Begin SUPPLIED DATA

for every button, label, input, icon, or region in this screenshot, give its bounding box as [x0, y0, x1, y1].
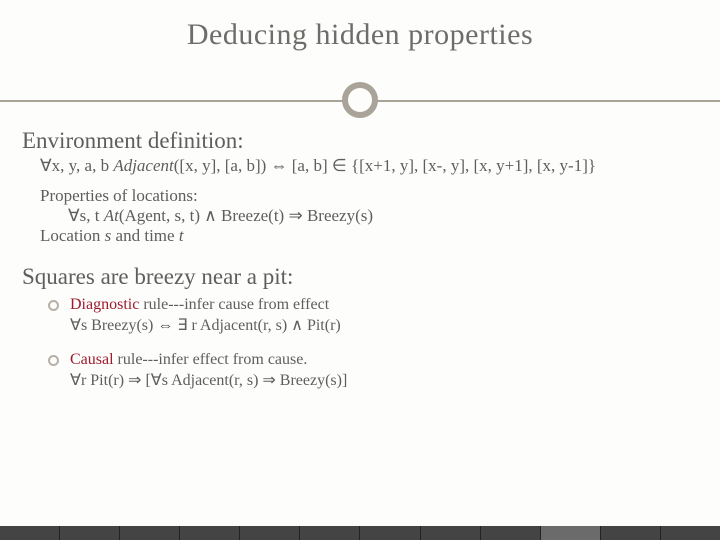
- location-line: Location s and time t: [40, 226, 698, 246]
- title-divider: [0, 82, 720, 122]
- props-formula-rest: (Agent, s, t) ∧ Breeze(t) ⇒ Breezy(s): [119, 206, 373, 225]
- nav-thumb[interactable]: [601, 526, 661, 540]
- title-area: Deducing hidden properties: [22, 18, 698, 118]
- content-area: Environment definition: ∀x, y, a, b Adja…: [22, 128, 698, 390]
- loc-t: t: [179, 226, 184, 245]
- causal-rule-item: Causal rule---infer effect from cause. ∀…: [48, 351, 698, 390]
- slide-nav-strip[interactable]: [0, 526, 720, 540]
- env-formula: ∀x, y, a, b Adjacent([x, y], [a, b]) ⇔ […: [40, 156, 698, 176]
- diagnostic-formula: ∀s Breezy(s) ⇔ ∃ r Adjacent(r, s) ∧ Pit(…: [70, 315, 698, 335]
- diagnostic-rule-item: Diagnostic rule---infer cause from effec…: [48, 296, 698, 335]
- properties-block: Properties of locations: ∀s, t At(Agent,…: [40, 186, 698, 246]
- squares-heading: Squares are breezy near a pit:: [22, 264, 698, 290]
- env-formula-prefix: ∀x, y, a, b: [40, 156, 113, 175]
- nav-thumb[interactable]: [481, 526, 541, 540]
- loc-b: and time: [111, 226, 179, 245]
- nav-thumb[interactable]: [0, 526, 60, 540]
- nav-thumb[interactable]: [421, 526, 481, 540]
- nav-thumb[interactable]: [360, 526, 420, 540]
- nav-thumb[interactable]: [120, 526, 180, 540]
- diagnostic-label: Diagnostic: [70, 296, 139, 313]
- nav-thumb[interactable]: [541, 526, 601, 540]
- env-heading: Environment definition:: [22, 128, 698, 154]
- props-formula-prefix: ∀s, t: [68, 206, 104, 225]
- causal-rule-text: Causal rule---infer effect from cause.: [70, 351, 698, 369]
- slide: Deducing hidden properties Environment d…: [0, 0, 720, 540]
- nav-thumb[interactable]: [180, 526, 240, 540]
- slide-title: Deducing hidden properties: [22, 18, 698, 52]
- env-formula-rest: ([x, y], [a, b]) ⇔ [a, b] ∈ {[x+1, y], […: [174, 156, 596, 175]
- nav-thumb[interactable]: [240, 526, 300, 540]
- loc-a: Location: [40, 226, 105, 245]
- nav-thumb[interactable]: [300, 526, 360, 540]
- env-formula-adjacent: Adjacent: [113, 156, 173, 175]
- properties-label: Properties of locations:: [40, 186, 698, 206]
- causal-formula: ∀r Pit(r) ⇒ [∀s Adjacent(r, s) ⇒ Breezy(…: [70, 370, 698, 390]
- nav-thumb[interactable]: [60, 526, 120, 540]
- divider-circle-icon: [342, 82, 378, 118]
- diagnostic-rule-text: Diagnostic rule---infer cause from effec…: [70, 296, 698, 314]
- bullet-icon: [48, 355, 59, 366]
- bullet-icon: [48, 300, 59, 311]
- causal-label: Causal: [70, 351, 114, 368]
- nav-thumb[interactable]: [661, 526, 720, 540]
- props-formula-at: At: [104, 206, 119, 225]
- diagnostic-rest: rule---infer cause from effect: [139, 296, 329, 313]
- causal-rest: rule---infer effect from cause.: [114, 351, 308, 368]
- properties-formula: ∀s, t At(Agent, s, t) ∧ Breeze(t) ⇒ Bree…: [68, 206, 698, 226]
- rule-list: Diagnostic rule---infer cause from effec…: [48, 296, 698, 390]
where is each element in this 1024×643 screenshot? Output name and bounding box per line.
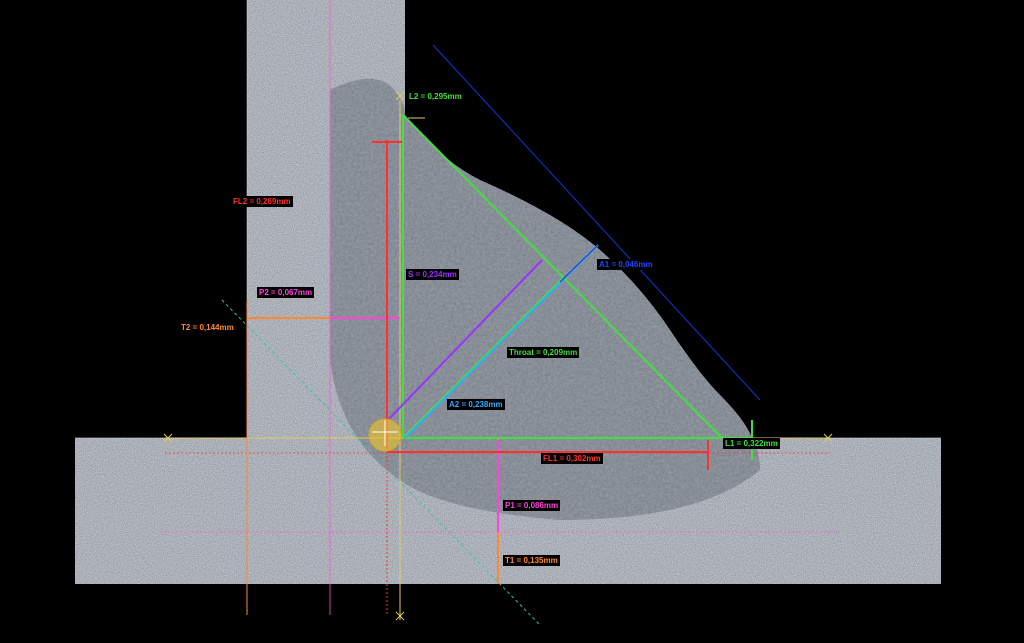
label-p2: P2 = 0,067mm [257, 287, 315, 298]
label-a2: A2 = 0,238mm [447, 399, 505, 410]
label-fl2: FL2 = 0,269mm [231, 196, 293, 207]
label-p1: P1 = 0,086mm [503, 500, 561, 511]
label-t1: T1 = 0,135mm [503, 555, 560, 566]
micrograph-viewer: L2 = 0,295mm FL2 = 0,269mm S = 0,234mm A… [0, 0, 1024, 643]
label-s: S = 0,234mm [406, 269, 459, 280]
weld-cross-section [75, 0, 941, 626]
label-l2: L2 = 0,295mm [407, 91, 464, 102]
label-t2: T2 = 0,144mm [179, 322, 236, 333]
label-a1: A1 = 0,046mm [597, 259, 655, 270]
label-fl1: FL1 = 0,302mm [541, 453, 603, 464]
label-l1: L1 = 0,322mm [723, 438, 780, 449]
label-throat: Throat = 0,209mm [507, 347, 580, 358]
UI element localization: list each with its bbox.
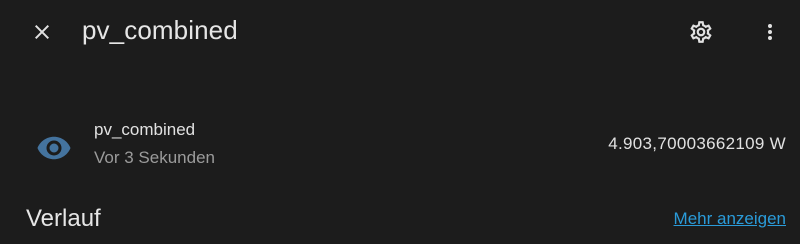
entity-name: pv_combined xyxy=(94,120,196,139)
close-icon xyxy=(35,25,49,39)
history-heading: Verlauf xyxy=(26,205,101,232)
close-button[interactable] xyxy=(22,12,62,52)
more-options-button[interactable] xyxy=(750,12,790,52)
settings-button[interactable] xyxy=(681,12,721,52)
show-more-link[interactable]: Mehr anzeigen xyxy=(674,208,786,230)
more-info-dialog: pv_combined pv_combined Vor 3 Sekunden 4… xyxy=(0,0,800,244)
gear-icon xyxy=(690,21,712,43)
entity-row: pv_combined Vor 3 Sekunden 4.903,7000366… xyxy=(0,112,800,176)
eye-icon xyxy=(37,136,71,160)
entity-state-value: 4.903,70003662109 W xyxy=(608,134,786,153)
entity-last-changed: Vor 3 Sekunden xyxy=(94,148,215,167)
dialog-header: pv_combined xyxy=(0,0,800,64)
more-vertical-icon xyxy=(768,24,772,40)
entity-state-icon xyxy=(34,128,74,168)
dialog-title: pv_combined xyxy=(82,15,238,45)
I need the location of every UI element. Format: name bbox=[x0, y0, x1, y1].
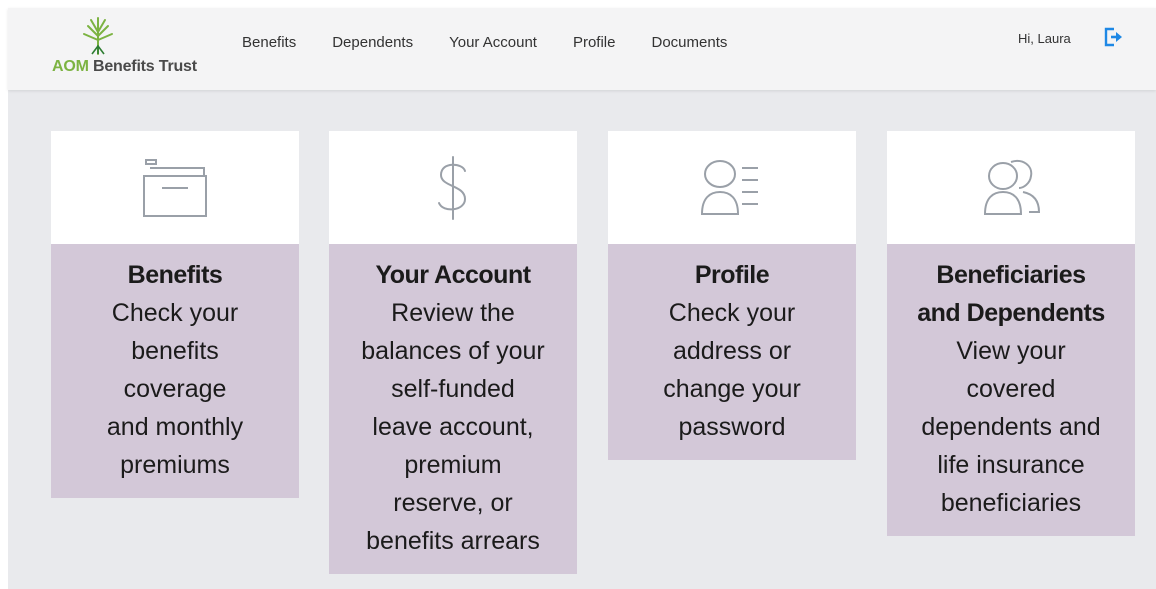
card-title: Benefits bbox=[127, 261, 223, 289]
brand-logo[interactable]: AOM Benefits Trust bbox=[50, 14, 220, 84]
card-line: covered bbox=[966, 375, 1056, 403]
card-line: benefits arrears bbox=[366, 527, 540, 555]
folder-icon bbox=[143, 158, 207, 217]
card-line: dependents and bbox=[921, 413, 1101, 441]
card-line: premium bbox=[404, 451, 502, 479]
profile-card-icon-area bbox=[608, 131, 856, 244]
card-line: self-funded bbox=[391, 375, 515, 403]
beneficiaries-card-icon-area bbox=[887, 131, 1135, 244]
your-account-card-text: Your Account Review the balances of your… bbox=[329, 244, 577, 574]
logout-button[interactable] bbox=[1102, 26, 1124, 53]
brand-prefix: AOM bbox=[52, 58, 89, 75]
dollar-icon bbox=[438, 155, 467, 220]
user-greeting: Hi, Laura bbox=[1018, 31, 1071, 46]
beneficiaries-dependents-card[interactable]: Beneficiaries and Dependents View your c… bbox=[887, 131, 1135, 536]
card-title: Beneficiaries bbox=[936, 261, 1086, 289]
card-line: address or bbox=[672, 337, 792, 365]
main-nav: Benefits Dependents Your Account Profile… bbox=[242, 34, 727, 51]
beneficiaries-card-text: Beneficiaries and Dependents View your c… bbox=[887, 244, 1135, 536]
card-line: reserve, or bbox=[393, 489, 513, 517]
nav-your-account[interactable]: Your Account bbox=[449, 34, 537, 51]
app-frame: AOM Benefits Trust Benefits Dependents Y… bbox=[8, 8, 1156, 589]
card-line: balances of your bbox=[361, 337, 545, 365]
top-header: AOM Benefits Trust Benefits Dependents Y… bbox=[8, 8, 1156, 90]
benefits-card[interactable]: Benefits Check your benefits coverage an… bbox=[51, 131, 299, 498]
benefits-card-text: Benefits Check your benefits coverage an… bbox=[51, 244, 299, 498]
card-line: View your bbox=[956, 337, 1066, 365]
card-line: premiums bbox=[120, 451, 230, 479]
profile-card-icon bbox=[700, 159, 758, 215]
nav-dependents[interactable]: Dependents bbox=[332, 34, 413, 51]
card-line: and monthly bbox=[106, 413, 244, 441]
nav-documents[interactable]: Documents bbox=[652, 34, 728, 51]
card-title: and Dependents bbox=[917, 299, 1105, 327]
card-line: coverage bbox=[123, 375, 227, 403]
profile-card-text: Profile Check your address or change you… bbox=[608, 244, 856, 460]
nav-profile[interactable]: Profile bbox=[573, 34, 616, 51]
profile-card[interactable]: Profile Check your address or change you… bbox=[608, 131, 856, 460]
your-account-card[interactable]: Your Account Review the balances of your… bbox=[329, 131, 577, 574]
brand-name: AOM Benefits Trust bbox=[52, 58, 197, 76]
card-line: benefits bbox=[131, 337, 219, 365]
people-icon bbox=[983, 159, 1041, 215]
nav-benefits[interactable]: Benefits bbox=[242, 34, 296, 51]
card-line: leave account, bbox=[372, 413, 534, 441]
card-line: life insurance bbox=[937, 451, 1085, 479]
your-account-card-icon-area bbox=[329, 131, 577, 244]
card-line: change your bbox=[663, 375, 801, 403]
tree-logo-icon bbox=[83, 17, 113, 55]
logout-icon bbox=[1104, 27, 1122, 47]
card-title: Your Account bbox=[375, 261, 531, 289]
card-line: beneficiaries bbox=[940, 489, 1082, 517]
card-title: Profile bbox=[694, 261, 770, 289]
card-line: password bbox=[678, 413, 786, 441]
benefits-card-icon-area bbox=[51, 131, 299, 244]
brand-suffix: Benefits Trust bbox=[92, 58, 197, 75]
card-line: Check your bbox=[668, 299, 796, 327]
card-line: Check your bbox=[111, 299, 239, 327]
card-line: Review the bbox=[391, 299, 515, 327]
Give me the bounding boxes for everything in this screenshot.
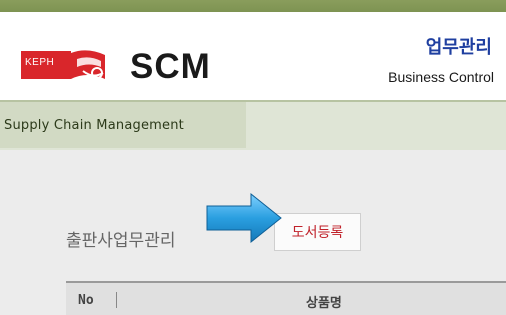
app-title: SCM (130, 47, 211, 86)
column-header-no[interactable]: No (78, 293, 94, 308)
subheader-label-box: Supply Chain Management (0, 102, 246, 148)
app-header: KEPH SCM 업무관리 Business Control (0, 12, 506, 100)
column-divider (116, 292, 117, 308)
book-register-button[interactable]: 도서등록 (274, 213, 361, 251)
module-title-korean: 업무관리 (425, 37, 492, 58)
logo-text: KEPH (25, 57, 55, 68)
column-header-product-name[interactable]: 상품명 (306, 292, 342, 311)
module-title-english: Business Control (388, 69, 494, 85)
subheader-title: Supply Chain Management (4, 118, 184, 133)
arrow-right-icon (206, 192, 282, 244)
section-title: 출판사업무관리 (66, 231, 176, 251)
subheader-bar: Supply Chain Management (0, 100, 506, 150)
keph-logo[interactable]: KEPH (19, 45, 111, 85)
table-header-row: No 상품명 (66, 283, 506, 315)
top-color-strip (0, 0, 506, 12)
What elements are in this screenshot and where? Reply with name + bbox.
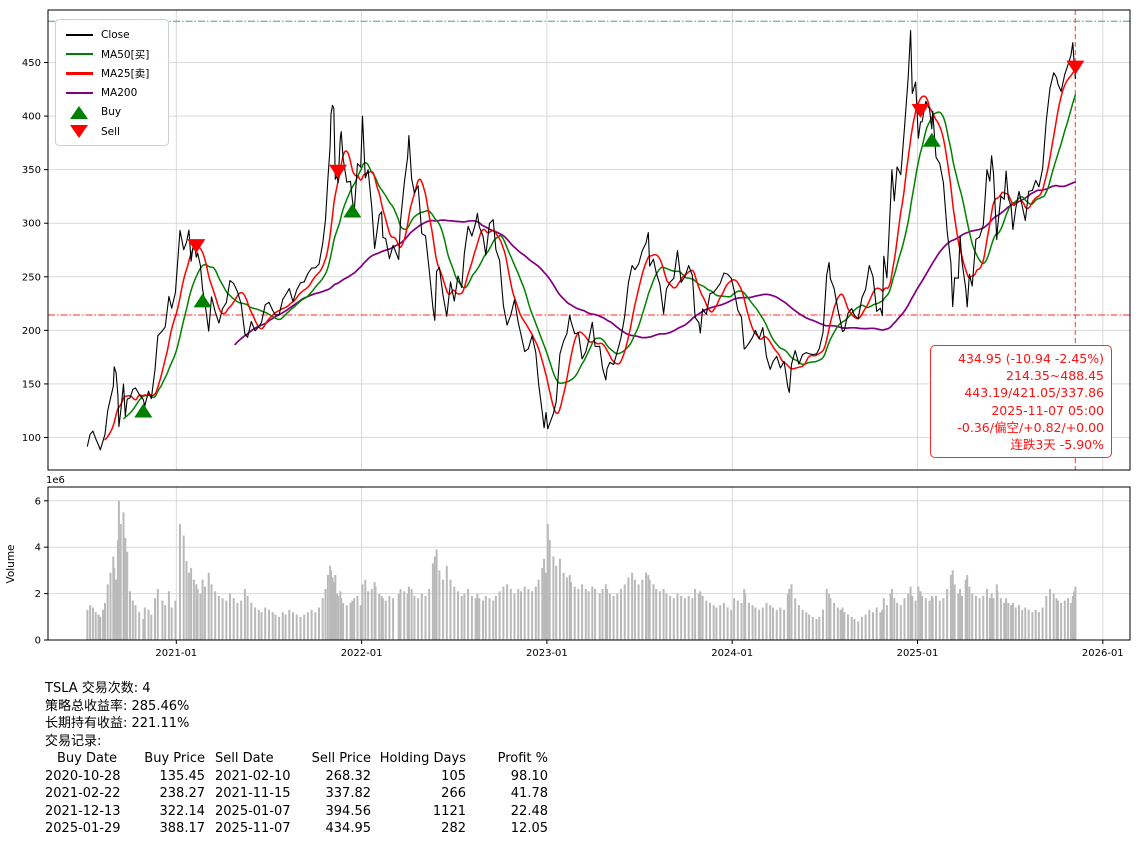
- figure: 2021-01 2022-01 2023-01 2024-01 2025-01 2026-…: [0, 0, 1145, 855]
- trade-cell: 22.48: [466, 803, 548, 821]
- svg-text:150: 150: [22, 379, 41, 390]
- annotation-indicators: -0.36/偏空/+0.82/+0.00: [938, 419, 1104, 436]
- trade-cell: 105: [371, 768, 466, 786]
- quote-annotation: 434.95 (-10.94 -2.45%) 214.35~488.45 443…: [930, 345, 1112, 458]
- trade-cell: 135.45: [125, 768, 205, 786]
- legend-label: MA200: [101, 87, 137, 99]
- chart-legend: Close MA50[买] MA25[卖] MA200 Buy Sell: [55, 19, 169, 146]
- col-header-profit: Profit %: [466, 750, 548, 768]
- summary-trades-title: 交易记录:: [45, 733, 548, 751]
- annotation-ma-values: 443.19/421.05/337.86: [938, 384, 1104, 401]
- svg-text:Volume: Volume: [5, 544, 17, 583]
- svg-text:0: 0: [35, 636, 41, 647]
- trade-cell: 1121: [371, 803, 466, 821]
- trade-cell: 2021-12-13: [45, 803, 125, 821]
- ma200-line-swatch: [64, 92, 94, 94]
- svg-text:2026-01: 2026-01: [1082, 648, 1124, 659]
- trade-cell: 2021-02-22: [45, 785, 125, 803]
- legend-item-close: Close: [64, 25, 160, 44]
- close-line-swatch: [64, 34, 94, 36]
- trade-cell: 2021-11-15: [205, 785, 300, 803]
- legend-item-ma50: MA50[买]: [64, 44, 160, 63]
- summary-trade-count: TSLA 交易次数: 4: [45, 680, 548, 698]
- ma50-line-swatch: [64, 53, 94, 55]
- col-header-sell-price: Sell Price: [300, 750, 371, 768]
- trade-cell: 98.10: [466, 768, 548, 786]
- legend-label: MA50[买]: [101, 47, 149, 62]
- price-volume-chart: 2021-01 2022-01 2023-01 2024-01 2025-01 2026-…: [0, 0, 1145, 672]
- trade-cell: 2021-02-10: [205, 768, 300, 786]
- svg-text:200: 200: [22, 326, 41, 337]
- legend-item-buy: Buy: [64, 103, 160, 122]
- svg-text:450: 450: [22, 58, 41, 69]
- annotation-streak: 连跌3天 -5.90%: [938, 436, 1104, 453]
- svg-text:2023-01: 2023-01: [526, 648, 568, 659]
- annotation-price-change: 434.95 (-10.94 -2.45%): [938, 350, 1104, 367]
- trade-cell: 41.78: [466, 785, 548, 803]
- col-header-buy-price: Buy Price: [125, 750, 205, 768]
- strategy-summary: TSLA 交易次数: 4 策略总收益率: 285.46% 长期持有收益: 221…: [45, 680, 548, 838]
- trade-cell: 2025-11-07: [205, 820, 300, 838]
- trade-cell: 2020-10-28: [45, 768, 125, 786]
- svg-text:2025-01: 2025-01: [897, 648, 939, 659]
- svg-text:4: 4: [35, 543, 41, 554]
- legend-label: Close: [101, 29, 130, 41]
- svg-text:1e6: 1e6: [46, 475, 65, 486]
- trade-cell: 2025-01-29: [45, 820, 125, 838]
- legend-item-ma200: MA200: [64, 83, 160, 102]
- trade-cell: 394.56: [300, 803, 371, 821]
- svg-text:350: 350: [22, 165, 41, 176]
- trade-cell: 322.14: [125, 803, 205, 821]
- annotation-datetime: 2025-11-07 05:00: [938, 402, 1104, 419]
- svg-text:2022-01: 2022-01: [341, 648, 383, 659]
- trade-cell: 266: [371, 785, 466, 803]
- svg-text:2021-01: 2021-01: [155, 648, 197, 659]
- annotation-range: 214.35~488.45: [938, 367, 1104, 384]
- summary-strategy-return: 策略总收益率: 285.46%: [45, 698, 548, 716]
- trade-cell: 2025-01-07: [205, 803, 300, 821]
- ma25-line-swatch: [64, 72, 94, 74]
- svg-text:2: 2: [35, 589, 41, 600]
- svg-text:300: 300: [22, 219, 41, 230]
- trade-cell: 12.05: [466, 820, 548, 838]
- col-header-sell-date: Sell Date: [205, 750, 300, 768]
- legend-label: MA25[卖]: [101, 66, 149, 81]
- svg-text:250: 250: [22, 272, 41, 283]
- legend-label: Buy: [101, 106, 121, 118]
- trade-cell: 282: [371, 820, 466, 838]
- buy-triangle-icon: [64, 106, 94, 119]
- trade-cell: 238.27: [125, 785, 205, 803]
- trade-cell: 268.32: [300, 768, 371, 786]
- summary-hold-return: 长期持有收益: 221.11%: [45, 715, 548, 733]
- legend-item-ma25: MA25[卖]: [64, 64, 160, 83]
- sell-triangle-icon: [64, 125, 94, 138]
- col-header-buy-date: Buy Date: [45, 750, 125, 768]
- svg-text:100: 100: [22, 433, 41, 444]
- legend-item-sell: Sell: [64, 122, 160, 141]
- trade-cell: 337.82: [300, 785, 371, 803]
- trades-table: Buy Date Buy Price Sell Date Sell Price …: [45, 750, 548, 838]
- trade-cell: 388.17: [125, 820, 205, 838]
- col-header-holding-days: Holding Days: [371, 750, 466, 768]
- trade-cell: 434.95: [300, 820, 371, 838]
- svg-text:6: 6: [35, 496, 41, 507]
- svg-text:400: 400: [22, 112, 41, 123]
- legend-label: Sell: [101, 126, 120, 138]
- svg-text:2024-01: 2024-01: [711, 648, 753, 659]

End SUPPLIED DATA

Rewrite the stretch from the line containing "- figure: 2021-01" through the line containing "- trade-cell: 1121: [371, 803, 466, 821]", switching "trade-cell" to "trade-entry" and leaving everything else unchanged.

- figure: 2021-01 2022-01 2023-01 2024-01 2025-01 2026-…: [0, 0, 1145, 855]
- trade-entry: 22.48: [466, 803, 548, 821]
- svg-text:150: 150: [22, 379, 41, 390]
- annotation-indicators: -0.36/偏空/+0.82/+0.00: [938, 419, 1104, 436]
- trade-entry: 105: [371, 768, 466, 786]
- quote-annotation: 434.95 (-10.94 -2.45%) 214.35~488.45 443…: [930, 345, 1112, 458]
- trade-entry: 135.45: [125, 768, 205, 786]
- legend-label: MA200: [101, 87, 137, 99]
- chart-legend: Close MA50[买] MA25[卖] MA200 Buy Sell: [55, 19, 169, 146]
- col-header-profit: Profit %: [466, 750, 548, 768]
- summary-trades-title: 交易记录:: [45, 733, 548, 751]
- annotation-ma-values: 443.19/421.05/337.86: [938, 384, 1104, 401]
- svg-text:Volume: Volume: [5, 544, 17, 583]
- svg-text:0: 0: [35, 636, 41, 647]
- trade-entry: 1121: [371, 803, 466, 821]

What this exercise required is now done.